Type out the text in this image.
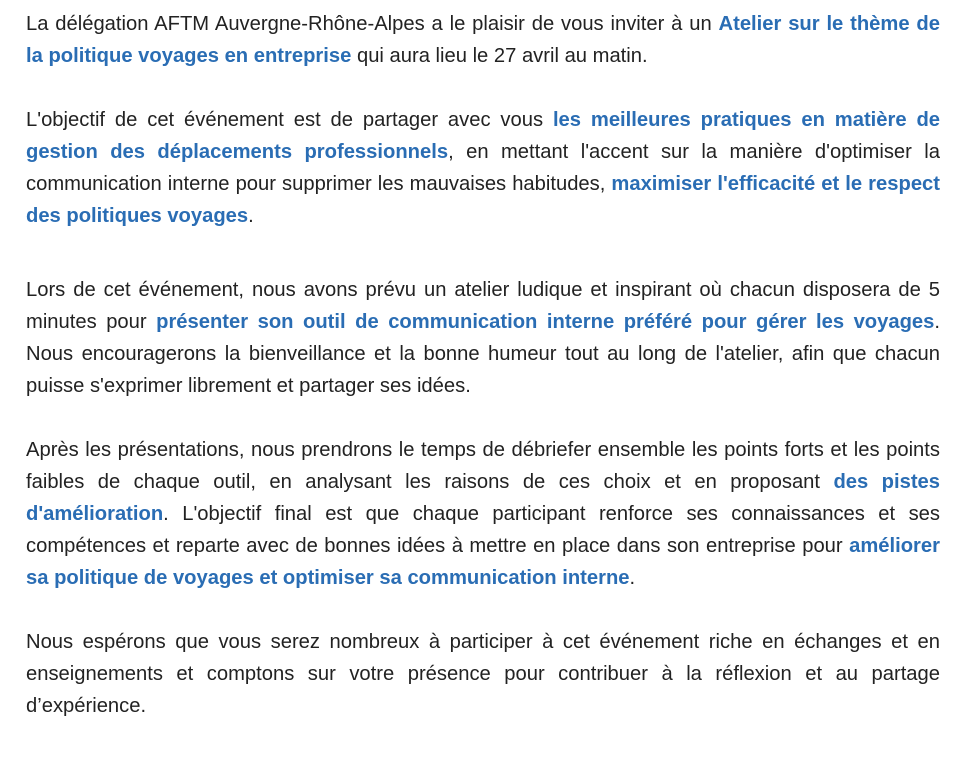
La délégation AFTM Auvergne-Rhône-Alpes a le plaisir de vous inviter à un Atelier sur le thème de la politique voyages en entreprise qui aura lieu le 27 avril au matin.

L'objectif de cet événement est de partager avec vous les meilleures pratiques en matière de gestion des déplacements professionnels, en mettant l'accent sur la manière d'optimiser la communication interne pour supprimer les mauvaises habitudes, maximiser l'efficacité et le respect des politiques voyages.

Lors de cet événement, nous avons prévu un atelier ludique et inspirant où chacun disposera de 5 minutes pour présenter son outil de communication interne préféré pour gérer les voyages. Nous encouragerons la bienveillance et la bonne humeur tout au long de l'atelier, afin que chacun puisse s'exprimer librement et partager ses idées.

Après les présentations, nous prendrons le temps de débriefer ensemble les points forts et les points faibles de chaque outil, en analysant les raisons de ces choix et en proposant des pistes d'amélioration. L'objectif final est que chaque participant renforce ses connaissances et ses compétences et reparte avec de bonnes idées à mettre en place dans son entreprise pour améliorer sa politique de voyages et optimiser sa communication interne.

Nous espérons que vous serez nombreux à participer à cet événement riche en échanges et en enseignements et comptons sur votre présence pour contribuer à la réflexion et au partage d’expérience.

Exercise instructions — Reproduce all the records verbatim, excluding images.

Result of the exercise —
Type out the text in this image.
La délégation AFTM Auvergne-Rhône-Alpes a le plaisir de vous inviter à un Atelier sur le thème de la politique voyages en entreprise qui aura lieu le 27 avril au matin.

L'objectif de cet événement est de partager avec vous les meilleures pratiques en matière de gestion des déplacements professionnels, en mettant l'accent sur la manière d'optimiser la communication interne pour supprimer les mauvaises habitudes, maximiser l'efficacité et le respect des politiques voyages.

Lors de cet événement, nous avons prévu un atelier ludique et inspirant où chacun disposera de 5 minutes pour présenter son outil de communication interne préféré pour gérer les voyages. Nous encouragerons la bienveillance et la bonne humeur tout au long de l'atelier, afin que chacun puisse s'exprimer librement et partager ses idées.

Après les présentations, nous prendrons le temps de débriefer ensemble les points forts et les points faibles de chaque outil, en analysant les raisons de ces choix et en proposant des pistes d'amélioration. L'objectif final est que chaque participant renforce ses connaissances et ses compétences et reparte avec de bonnes idées à mettre en place dans son entreprise pour améliorer sa politique de voyages et optimiser sa communication interne.

Nous espérons que vous serez nombreux à participer à cet événement riche en échanges et en enseignements et comptons sur votre présence pour contribuer à la réflexion et au partage d’expérience.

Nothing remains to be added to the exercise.